> [Exercise prompt]: Quote the records that follow in full and exactly; leave out the pictures.
Start Extracted material
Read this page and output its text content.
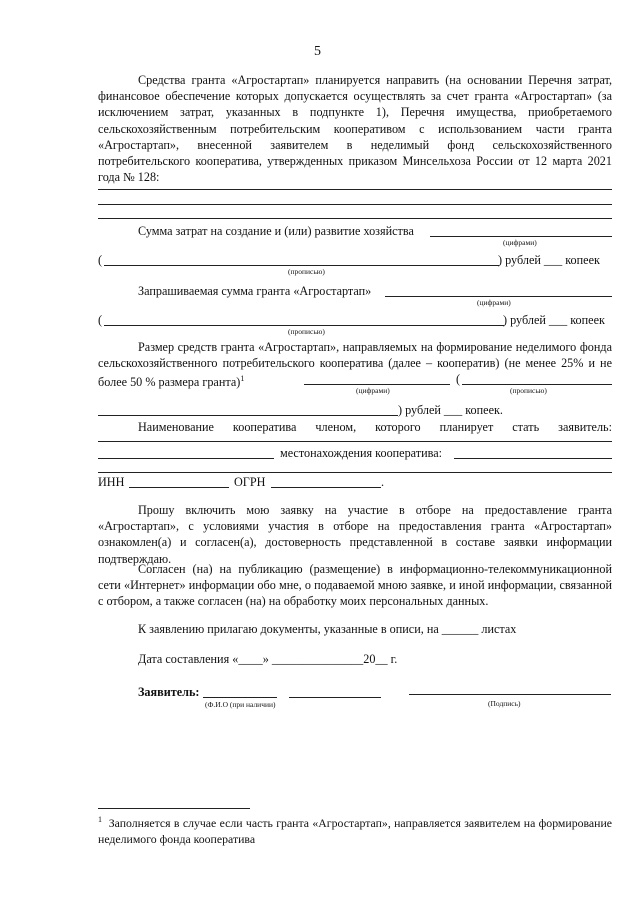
5

Средства гранта «Агростартап» планируется направить (на основании Перечня затрат, финансовое обеспечение которых допускается осуществлять за счет гранта «Агростартап» (за исключением затрат, указанных в подпункте 1), Перечня имущества, приобретаемого сельскохозяйственным потребительским кооперативом с использованием части гранта «Агростартап», внесенной заявителем в неделимый фонд сельскохозяйственного потребительского кооператива, утвержденных приказом Минсельхоза России от 12 марта 2021 года № 128:

Сумма затрат на создание и (или) развитие хозяйства
(цифрами)
(	) рублей ___ копеек
(прописью)
Запрашиваемая сумма гранта «Агростартап»
(цифрами)
(	) рублей ___ копеек
(прописью)

Размер средств гранта «Агростартап», направляемых на формирование неделимого фонда сельскохозяйственного потребительского кооператива (далее – кооператив) (не менее 25% и не более 50 % размера гранта)$^1$	(
(цифрами)	(прописью)
) рублей ___ копеек.

Наименование кооператива членом, которого планирует стать заявитель:

местонахождения кооператива:
ИНН	ОГРН	.

Прошу включить мою заявку на участие в отборе на предоставление гранта «Агростартап», с условиями участия в отборе на предоставления гранта «Агростартап» ознакомлен(а) и согласен(а), достоверность представленной в составе заявки информации подтверждаю.

Согласен (на) на публикацию (размещение) в информационно-телекоммуникационной сети «Интернет» информации обо мне, о подаваемой мною заявке, и иной информации, связанной с отбором, а также согласен (на) на обработку моих персональных данных.

К заявлению прилагаю документы, указанные в описи, на ______ листах
Дата составления «____» _______________20__ г.
Заявитель:
(Ф.И.О (при наличии)	(Подпись)

$^1$ Заполняется в случае если часть гранта «Агростартап», направляется заявителем на формирование неделимого фонда кооператива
End Extracted material
> [Correct output]:
Read this page and output its text content.
5

Средства гранта «Агростартап» планируется направить (на основании Перечня затрат, финансовое обеспечение которых допускается осуществлять за счет гранта «Агростартап» (за исключением затрат, указанных в подпункте 1), Перечня имущества, приобретаемого сельскохозяйственным потребительским кооперативом с использованием части гранта «Агростартап», внесенной заявителем в неделимый фонд сельскохозяйственного потребительского кооператива, утвержденных приказом Минсельхоза России от 12 марта 2021 года № 128:

Сумма затрат на создание и (или) развитие хозяйства
(цифрами)
(	) рублей ___ копеек
(прописью)
Запрашиваемая сумма гранта «Агростартап»
(цифрами)
(	) рублей ___ копеек
(прописью)

Размер средств гранта «Агростартап», направляемых на формирование неделимого фонда сельскохозяйственного потребительского кооператива (далее – кооператив) (не менее 25% и не более 50 % размера гранта)$^1$	(
(цифрами)	(прописью)
) рублей ___ копеек.

Наименование кооператива членом, которого планирует стать заявитель:

местонахождения кооператива:
ИНН	ОГРН	.

Прошу включить мою заявку на участие в отборе на предоставление гранта «Агростартап», с условиями участия в отборе на предоставления гранта «Агростартап» ознакомлен(а) и согласен(а), достоверность представленной в составе заявки информации подтверждаю.

Согласен (на) на публикацию (размещение) в информационно-телекоммуникационной сети «Интернет» информации обо мне, о подаваемой мною заявке, и иной информации, связанной с отбором, а также согласен (на) на обработку моих персональных данных.

К заявлению прилагаю документы, указанные в описи, на ______ листах
Дата составления «____» _______________20__ г.
Заявитель:
(Ф.И.О (при наличии)	(Подпись)

$^1$ Заполняется в случае если часть гранта «Агростартап», направляется заявителем на формирование неделимого фонда кооператива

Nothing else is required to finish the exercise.